## WHAT IS BEING ASKED:
Only lines with the word "JSON" are needed; collect each of them from the listing below.

## INPUT:
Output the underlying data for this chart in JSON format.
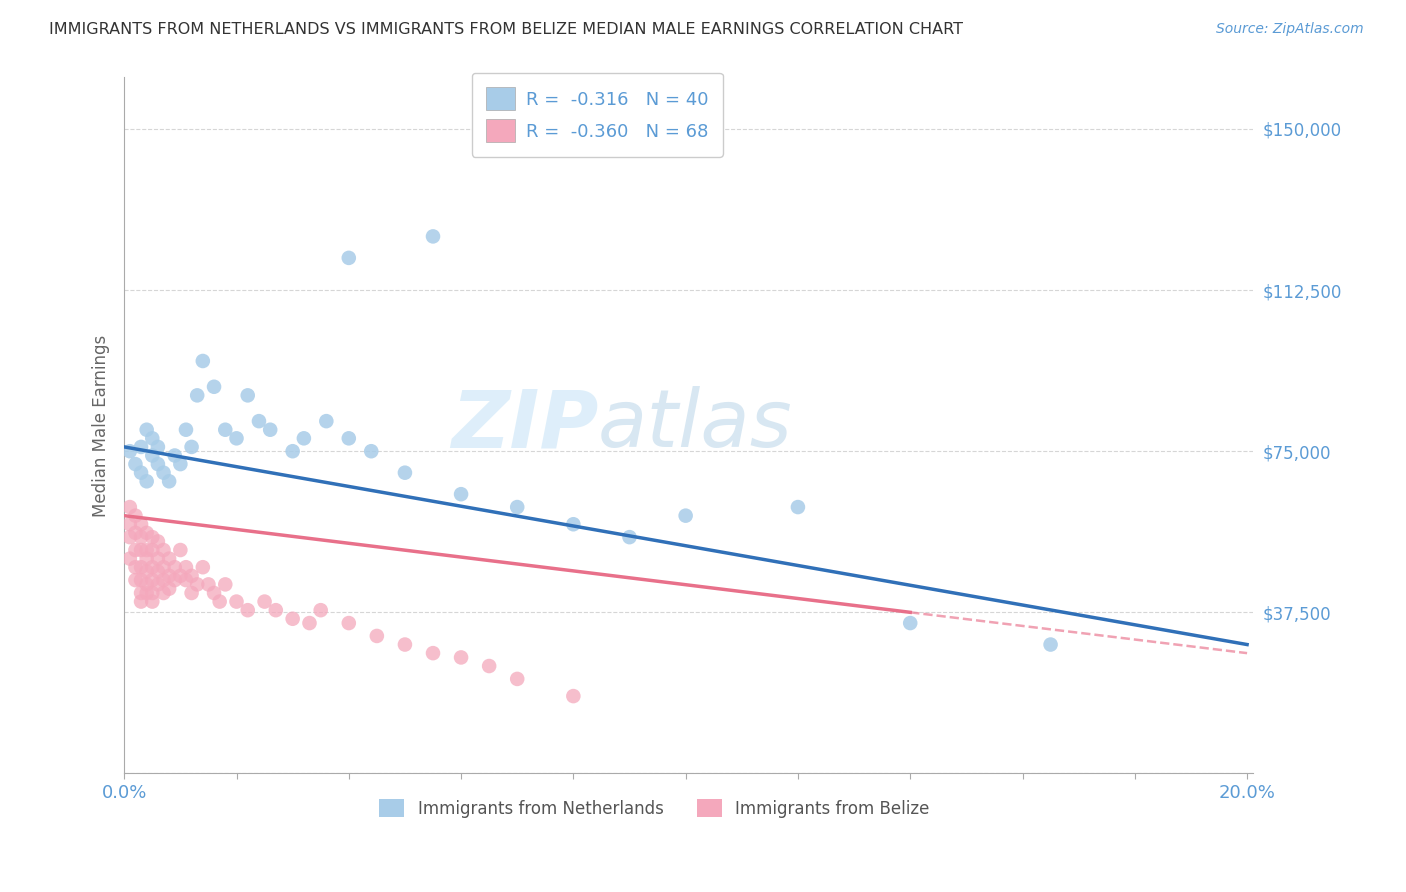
{
  "title": "IMMIGRANTS FROM NETHERLANDS VS IMMIGRANTS FROM BELIZE MEDIAN MALE EARNINGS CORRELATION CHART",
  "source": "Source: ZipAtlas.com",
  "ylabel": "Median Male Earnings",
  "ytick_vals": [
    0,
    37500,
    75000,
    112500,
    150000
  ],
  "ytick_labels": [
    "",
    "$37,500",
    "$75,000",
    "$112,500",
    "$150,000"
  ],
  "ylim": [
    0,
    162000
  ],
  "xlim": [
    0.0,
    0.201
  ],
  "color_netherlands": "#a8cce8",
  "color_belize": "#f4a8bc",
  "trendline_nl_color": "#3070b8",
  "trendline_bz_color": "#e8708a",
  "background_color": "#ffffff",
  "grid_color": "#cccccc",
  "watermark_zip": "ZIP",
  "watermark_atlas": "atlas",
  "legend_r_nl": "-0.316",
  "legend_n_nl": "40",
  "legend_r_bz": "-0.360",
  "legend_n_bz": "68",
  "netherlands_x": [
    0.001,
    0.002,
    0.003,
    0.003,
    0.004,
    0.004,
    0.005,
    0.005,
    0.006,
    0.006,
    0.007,
    0.008,
    0.009,
    0.01,
    0.011,
    0.012,
    0.013,
    0.014,
    0.016,
    0.018,
    0.02,
    0.022,
    0.024,
    0.026,
    0.03,
    0.032,
    0.036,
    0.04,
    0.044,
    0.05,
    0.06,
    0.07,
    0.08,
    0.09,
    0.1,
    0.12,
    0.14,
    0.165,
    0.04,
    0.055
  ],
  "netherlands_y": [
    75000,
    72000,
    76000,
    70000,
    68000,
    80000,
    74000,
    78000,
    72000,
    76000,
    70000,
    68000,
    74000,
    72000,
    80000,
    76000,
    88000,
    96000,
    90000,
    80000,
    78000,
    88000,
    82000,
    80000,
    75000,
    78000,
    82000,
    78000,
    75000,
    70000,
    65000,
    62000,
    58000,
    55000,
    60000,
    62000,
    35000,
    30000,
    120000,
    125000
  ],
  "belize_x": [
    0.001,
    0.001,
    0.001,
    0.001,
    0.002,
    0.002,
    0.002,
    0.002,
    0.002,
    0.003,
    0.003,
    0.003,
    0.003,
    0.003,
    0.003,
    0.003,
    0.004,
    0.004,
    0.004,
    0.004,
    0.004,
    0.004,
    0.005,
    0.005,
    0.005,
    0.005,
    0.005,
    0.005,
    0.006,
    0.006,
    0.006,
    0.006,
    0.007,
    0.007,
    0.007,
    0.007,
    0.008,
    0.008,
    0.008,
    0.009,
    0.009,
    0.01,
    0.01,
    0.011,
    0.011,
    0.012,
    0.012,
    0.013,
    0.014,
    0.015,
    0.016,
    0.017,
    0.018,
    0.02,
    0.022,
    0.025,
    0.027,
    0.03,
    0.033,
    0.035,
    0.04,
    0.045,
    0.05,
    0.055,
    0.06,
    0.065,
    0.07,
    0.08
  ],
  "belize_y": [
    62000,
    58000,
    55000,
    50000,
    60000,
    56000,
    52000,
    48000,
    45000,
    58000,
    55000,
    52000,
    48000,
    45000,
    42000,
    40000,
    56000,
    52000,
    50000,
    47000,
    44000,
    42000,
    55000,
    52000,
    48000,
    45000,
    42000,
    40000,
    54000,
    50000,
    47000,
    44000,
    52000,
    48000,
    45000,
    42000,
    50000,
    46000,
    43000,
    48000,
    45000,
    52000,
    46000,
    48000,
    45000,
    46000,
    42000,
    44000,
    48000,
    44000,
    42000,
    40000,
    44000,
    40000,
    38000,
    40000,
    38000,
    36000,
    35000,
    38000,
    35000,
    32000,
    30000,
    28000,
    27000,
    25000,
    22000,
    18000
  ],
  "trendline_nl_x0": 0.0,
  "trendline_nl_y0": 76000,
  "trendline_nl_x1": 0.2,
  "trendline_nl_y1": 30000,
  "trendline_bz_solid_x0": 0.0,
  "trendline_bz_solid_y0": 60000,
  "trendline_bz_solid_x1": 0.14,
  "trendline_bz_solid_y1": 37500,
  "trendline_bz_dash_x0": 0.14,
  "trendline_bz_dash_y0": 37500,
  "trendline_bz_dash_x1": 0.2,
  "trendline_bz_dash_y1": 28000
}
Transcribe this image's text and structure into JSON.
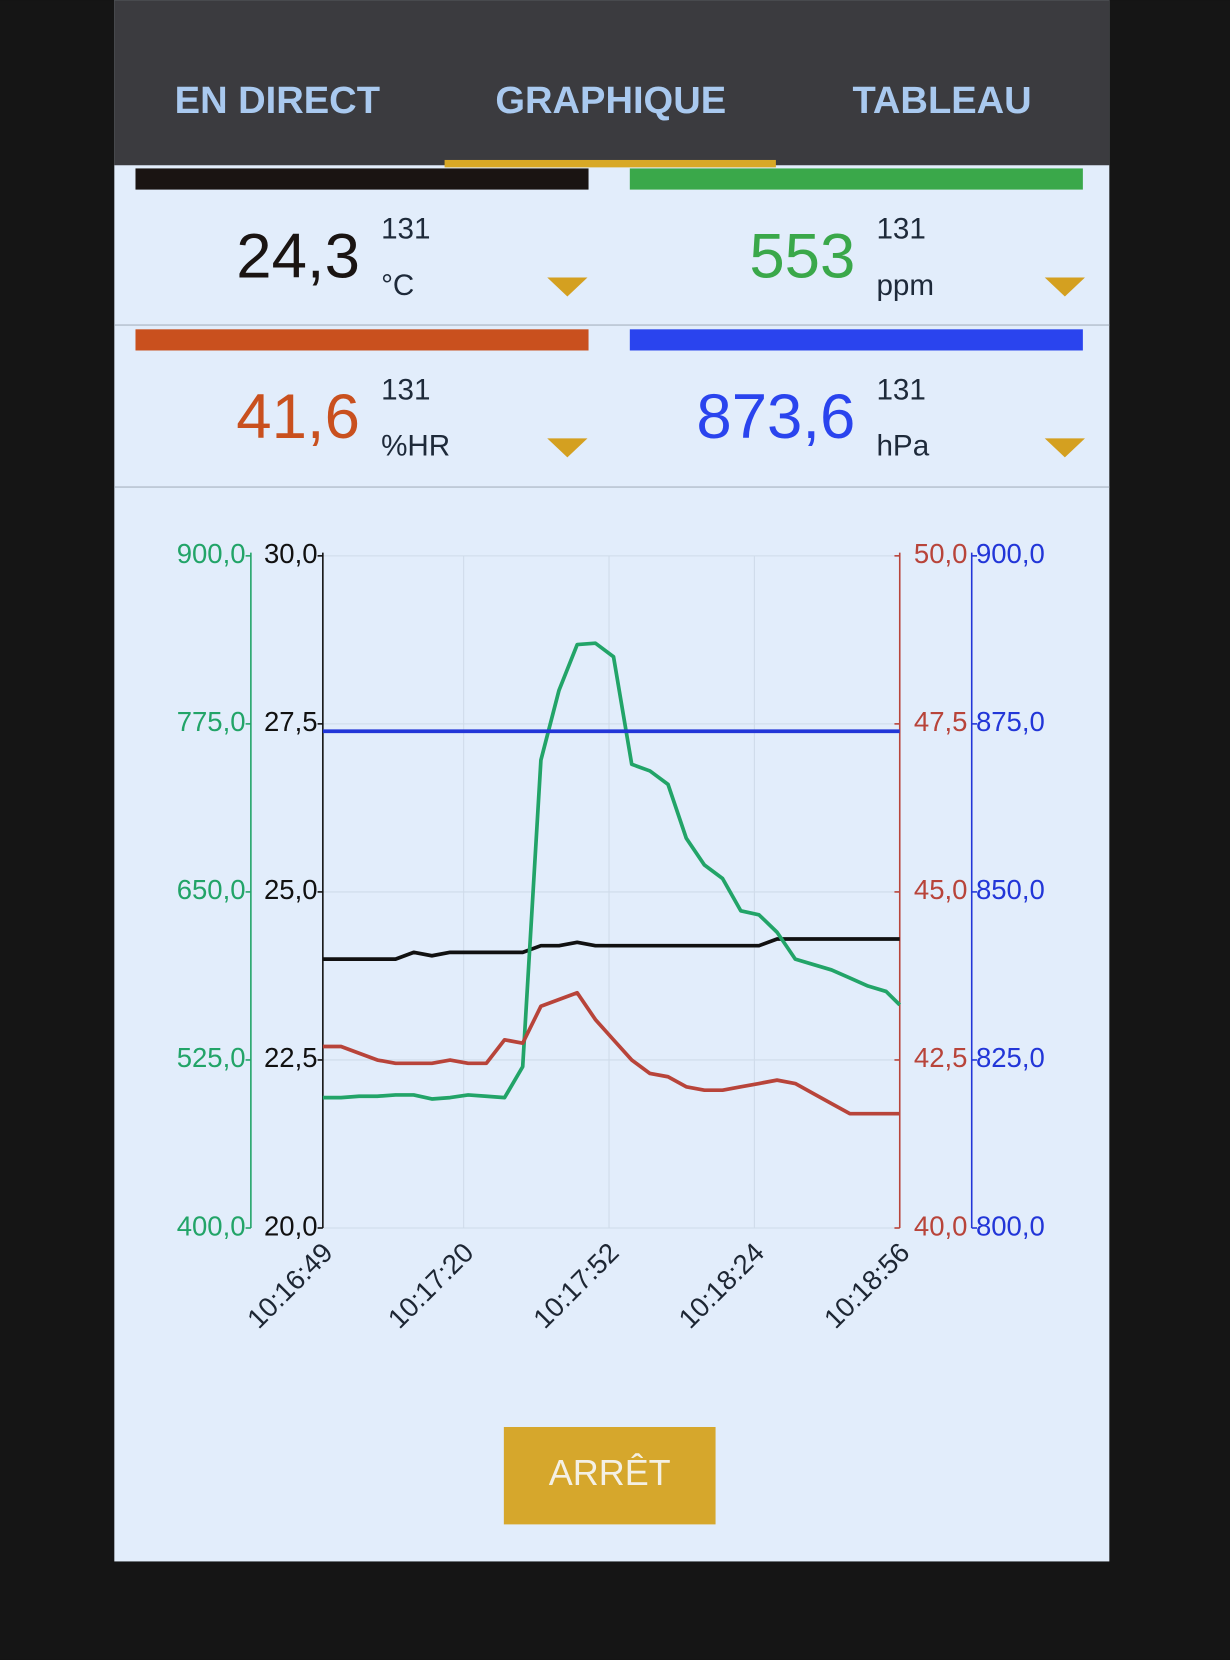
{
  "tabs": [
    "EN DIRECT",
    "GRAPHIQUE",
    "TABLEAU"
  ],
  "cards": [
    {
      "color": "#1a1412",
      "value": "24,3",
      "count": "131",
      "unit": "°C"
    },
    {
      "color": "#3aa84a",
      "value": "553",
      "count": "131",
      "unit": "ppm"
    },
    {
      "color": "#c9501e",
      "value": "41,6",
      "count": "131",
      "unit": "%HR"
    },
    {
      "color": "#2a44ee",
      "value": "873,6",
      "count": "131",
      "unit": "hPa"
    }
  ],
  "chart_data": {
    "type": "line",
    "x": [
      "10:16:49",
      "10:16:53",
      "10:16:57",
      "10:17:01",
      "10:17:05",
      "10:17:09",
      "10:17:13",
      "10:17:17",
      "10:17:21",
      "10:17:25",
      "10:17:29",
      "10:17:33",
      "10:17:37",
      "10:17:41",
      "10:17:45",
      "10:17:49",
      "10:17:53",
      "10:17:57",
      "10:18:01",
      "10:18:05",
      "10:18:09",
      "10:18:13",
      "10:18:17",
      "10:18:21",
      "10:18:25",
      "10:18:29",
      "10:18:33",
      "10:18:37",
      "10:18:41",
      "10:18:45",
      "10:18:49",
      "10:18:53",
      "10:18:56"
    ],
    "xlim": [
      "10:16:49",
      "10:18:56"
    ],
    "xticks": [
      "10:16:49",
      "10:17:20",
      "10:17:52",
      "10:18:24",
      "10:18:56"
    ],
    "grid": true,
    "series": [
      {
        "color": "#111111",
        "values": [
          24.0,
          24.0,
          24.0,
          24.0,
          24.0,
          24.1,
          24.05,
          24.1,
          24.1,
          24.1,
          24.1,
          24.1,
          24.2,
          24.2,
          24.25,
          24.2,
          24.2,
          24.2,
          24.2,
          24.2,
          24.2,
          24.2,
          24.2,
          24.2,
          24.2,
          24.3,
          24.3,
          24.3,
          24.3,
          24.3,
          24.3,
          24.3,
          24.3
        ],
        "ylim": [
          20,
          30
        ],
        "yticks": [
          {
            "value": 20,
            "label": "20,0"
          },
          {
            "value": 22.5,
            "label": "22,5"
          },
          {
            "value": 25,
            "label": "25,0"
          },
          {
            "value": 27.5,
            "label": "27,5"
          },
          {
            "value": 30,
            "label": "30,0"
          }
        ]
      },
      {
        "color": "#22a468",
        "values": [
          497,
          497,
          498,
          498,
          499,
          499,
          496,
          497,
          499,
          498,
          497,
          520,
          748,
          800,
          834,
          835,
          825,
          745,
          740,
          730,
          690,
          670,
          660,
          636,
          633,
          620,
          600,
          596,
          592,
          586,
          580,
          576,
          566
        ],
        "ylim": [
          400,
          900
        ],
        "yticks": [
          {
            "value": 400,
            "label": "400,0"
          },
          {
            "value": 525,
            "label": "525,0"
          },
          {
            "value": 650,
            "label": "650,0"
          },
          {
            "value": 775,
            "label": "775,0"
          },
          {
            "value": 900,
            "label": "900,0"
          }
        ]
      },
      {
        "color": "#b8443a",
        "values": [
          42.7,
          42.7,
          42.6,
          42.5,
          42.45,
          42.45,
          42.45,
          42.5,
          42.45,
          42.45,
          42.8,
          42.75,
          43.3,
          43.4,
          43.5,
          43.1,
          42.8,
          42.5,
          42.3,
          42.25,
          42.1,
          42.05,
          42.05,
          42.1,
          42.15,
          42.2,
          42.15,
          42.0,
          41.85,
          41.7,
          41.7,
          41.7,
          41.7
        ],
        "ylim": [
          40,
          50
        ],
        "yticks": [
          {
            "value": 40,
            "label": "40,0"
          },
          {
            "value": 42.5,
            "label": "42,5"
          },
          {
            "value": 45,
            "label": "45,0"
          },
          {
            "value": 47.5,
            "label": "47,5"
          },
          {
            "value": 50,
            "label": "50,0"
          }
        ]
      },
      {
        "color": "#2236d8",
        "values": [
          873.9,
          873.9,
          873.9,
          873.9,
          873.9,
          873.9,
          873.9,
          873.9,
          873.9,
          873.9,
          873.9,
          873.9,
          873.9,
          873.9,
          873.9,
          873.9,
          873.9,
          873.9,
          873.9,
          873.9,
          873.9,
          873.9,
          873.9,
          873.9,
          873.9,
          873.9,
          873.9,
          873.9,
          873.9,
          873.9,
          873.9,
          873.9,
          873.9
        ],
        "ylim": [
          800,
          900
        ],
        "yticks": [
          {
            "value": 800,
            "label": "800,0"
          },
          {
            "value": 825,
            "label": "825,0"
          },
          {
            "value": 850,
            "label": "850,0"
          },
          {
            "value": 875,
            "label": "875,0"
          },
          {
            "value": 900,
            "label": "900,0"
          }
        ]
      }
    ]
  },
  "button": "ARRÊT"
}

## ANSWER:
Output the underlying data for this chart in JSON format.
Transcribe this image's text and structure into JSON.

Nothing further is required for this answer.